▶ **Exercise brief**: Keep the pictures out and restate every record exactly.
** start of Extracted data **
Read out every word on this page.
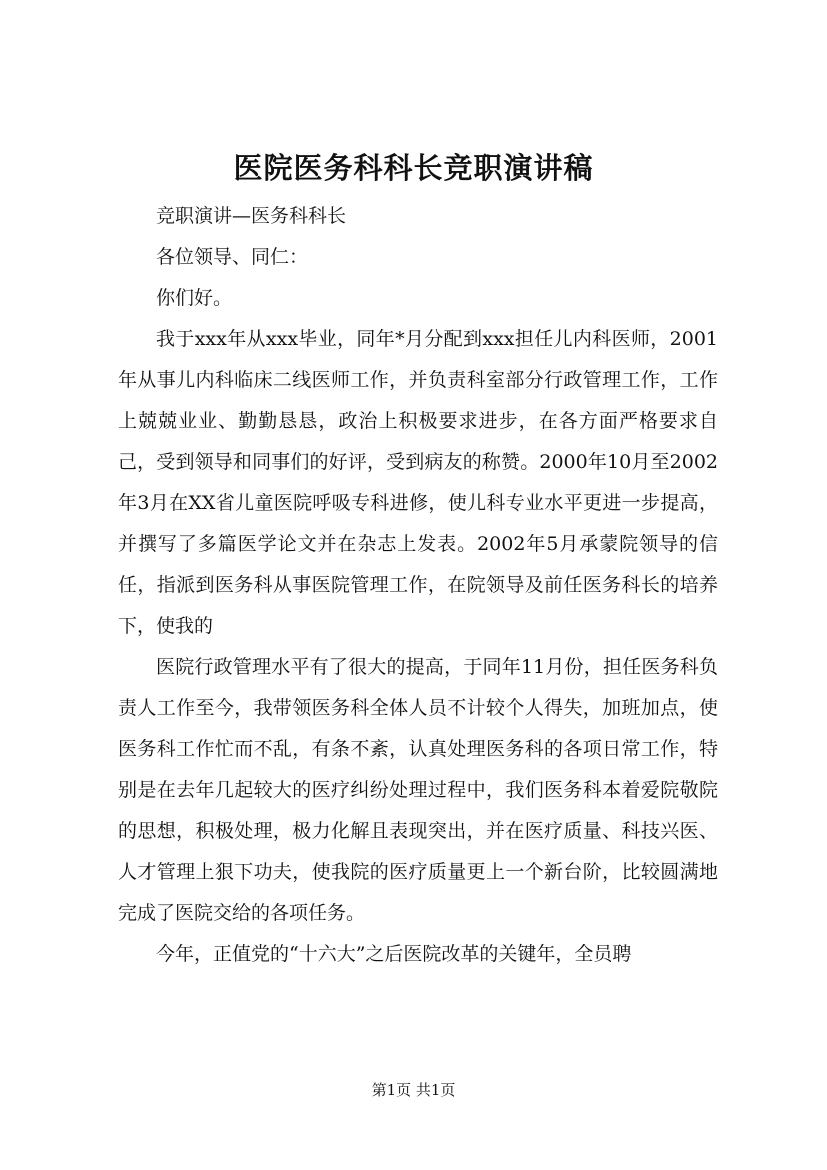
医院医务科科长竞职演讲稿

竞职演讲—医务科科长

各位领导、同仁：

你们好。

我于xxx年从xxx毕业，同年*月分配到xxx担任儿内科医师，2001年从事儿内科临床二线医师工作，并负责科室部分行政管理工作，工作上兢兢业业、勤勤恳恳，政治上积极要求进步，在各方面严格要求自己，受到领导和同事们的好评，受到病友的称赞。2000年10月至2002年3月在XX省儿童医院呼吸专科进修，使儿科专业水平更进一步提高，并撰写了多篇医学论文并在杂志上发表。2002年5月承蒙院领导的信任，指派到医务科从事医院管理工作，在院领导及前任医务科长的培养下，使我的

医院行政管理水平有了很大的提高，于同年11月份，担任医务科负责人工作至今，我带领医务科全体人员不计较个人得失，加班加点，使医务科工作忙而不乱，有条不紊，认真处理医务科的各项日常工作，特别是在去年几起较大的医疗纠纷处理过程中，我们医务科本着爱院敬院的思想，积极处理，极力化解且表现突出，并在医疗质量、科技兴医、人才管理上狠下功夫，使我院的医疗质量更上一个新台阶，比较圆满地完成了医院交给的各项任务。

今年，正值党的“十六大”之后医院改革的关键年，全员聘

第1页 共1页
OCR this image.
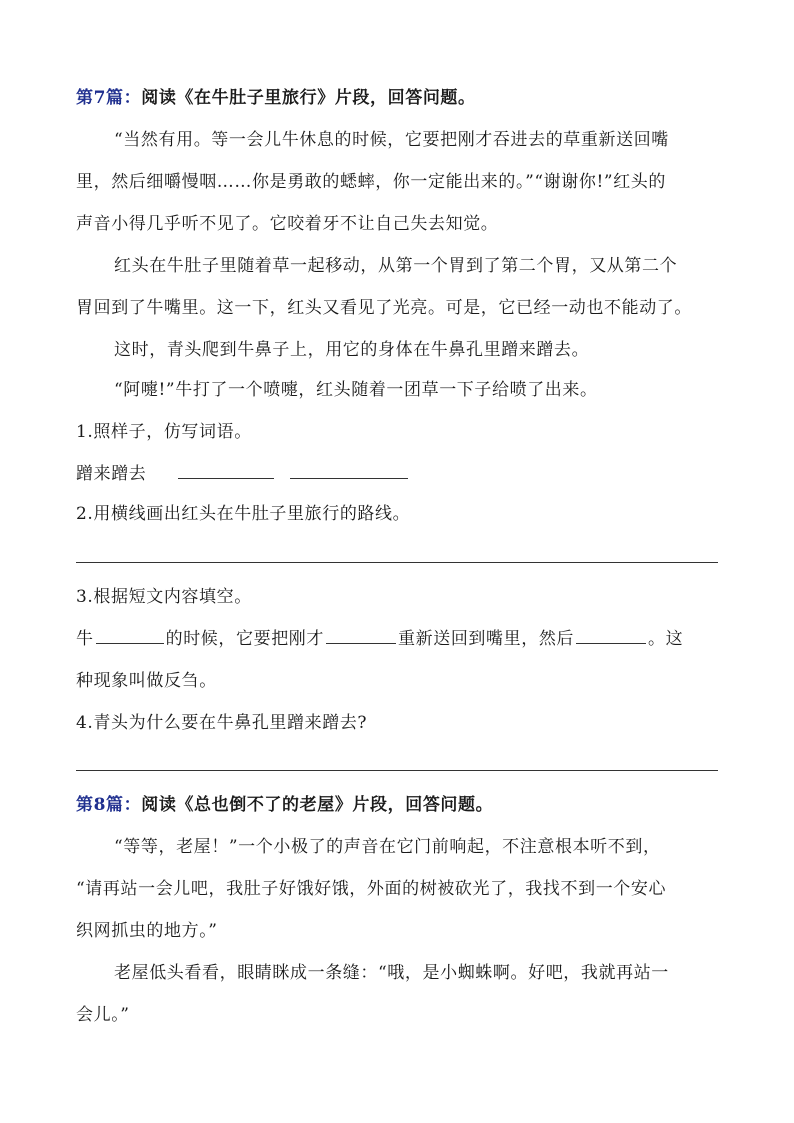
第7篇：阅读《在牛肚子里旅行》片段，回答问题。
“当然有用。等一会儿牛休息的时候，它要把刚才吞进去的草重新送回嘴
里，然后细嚼慢咽……你是勇敢的蟋蟀，你一定能出来的。”“谢谢你!”红头的
声音小得几乎听不见了。它咬着牙不让自己失去知觉。
红头在牛肚子里随着草一起移动，从第一个胃到了第二个胃，又从第二个
胃回到了牛嘴里。这一下，红头又看见了光亮。可是，它已经一动也不能动了。
这时，青头爬到牛鼻子上，用它的身体在牛鼻孔里蹭来蹭去。
“阿嚏!”牛打了一个喷嚏，红头随着一团草一下子给喷了出来。
1.照样子，仿写词语。
蹭来蹭去
2.用横线画出红头在牛肚子里旅行的路线。
3.根据短文内容填空。
牛	的时候，它要把刚才	重新送回到嘴里，然后	。这
种现象叫做反刍。
4.青头为什么要在牛鼻孔里蹭来蹭去?
第8篇：阅读《总也倒不了的老屋》片段，回答问题。
“等等，老屋！”一个小极了的声音在它门前响起，不注意根本听不到，
“请再站一会儿吧，我肚子好饿好饿，外面的树被砍光了，我找不到一个安心
织网抓虫的地方。”
老屋低头看看，眼睛眯成一条缝：“哦，是小蜘蛛啊。好吧，我就再站一
会儿。”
** end of Extracted data **
▶ **The answer**:
Read out every word on this page.
医院医务科科长竞职演讲稿

竞职演讲—医务科科长

各位领导、同仁：

你们好。

我于xxx年从xxx毕业，同年*月分配到xxx担任儿内科医师，2001年从事儿内科临床二线医师工作，并负责科室部分行政管理工作，工作上兢兢业业、勤勤恳恳，政治上积极要求进步，在各方面严格要求自己，受到领导和同事们的好评，受到病友的称赞。2000年10月至2002年3月在XX省儿童医院呼吸专科进修，使儿科专业水平更进一步提高，并撰写了多篇医学论文并在杂志上发表。2002年5月承蒙院领导的信任，指派到医务科从事医院管理工作，在院领导及前任医务科长的培养下，使我的

医院行政管理水平有了很大的提高，于同年11月份，担任医务科负责人工作至今，我带领医务科全体人员不计较个人得失，加班加点，使医务科工作忙而不乱，有条不紊，认真处理医务科的各项日常工作，特别是在去年几起较大的医疗纠纷处理过程中，我们医务科本着爱院敬院的思想，积极处理，极力化解且表现突出，并在医疗质量、科技兴医、人才管理上狠下功夫，使我院的医疗质量更上一个新台阶，比较圆满地完成了医院交给的各项任务。

今年，正值党的“十六大”之后医院改革的关键年，全员聘

第1页 共1页
OCR this image.
第7篇：阅读《在牛肚子里旅行》片段，回答问题。
“当然有用。等一会儿牛休息的时候，它要把刚才吞进去的草重新送回嘴
里，然后细嚼慢咽……你是勇敢的蟋蟀，你一定能出来的。”“谢谢你!”红头的
声音小得几乎听不见了。它咬着牙不让自己失去知觉。
红头在牛肚子里随着草一起移动，从第一个胃到了第二个胃，又从第二个
胃回到了牛嘴里。这一下，红头又看见了光亮。可是，它已经一动也不能动了。
这时，青头爬到牛鼻子上，用它的身体在牛鼻孔里蹭来蹭去。
“阿嚏!”牛打了一个喷嚏，红头随着一团草一下子给喷了出来。
1.照样子，仿写词语。
蹭来蹭去
2.用横线画出红头在牛肚子里旅行的路线。
3.根据短文内容填空。
牛	的时候，它要把刚才	重新送回到嘴里，然后	。这
种现象叫做反刍。
4.青头为什么要在牛鼻孔里蹭来蹭去?
第8篇：阅读《总也倒不了的老屋》片段，回答问题。
“等等，老屋！”一个小极了的声音在它门前响起，不注意根本听不到，
“请再站一会儿吧，我肚子好饿好饿，外面的树被砍光了，我找不到一个安心
织网抓虫的地方。”
老屋低头看看，眼睛眯成一条缝：“哦，是小蜘蛛啊。好吧，我就再站一
会儿。”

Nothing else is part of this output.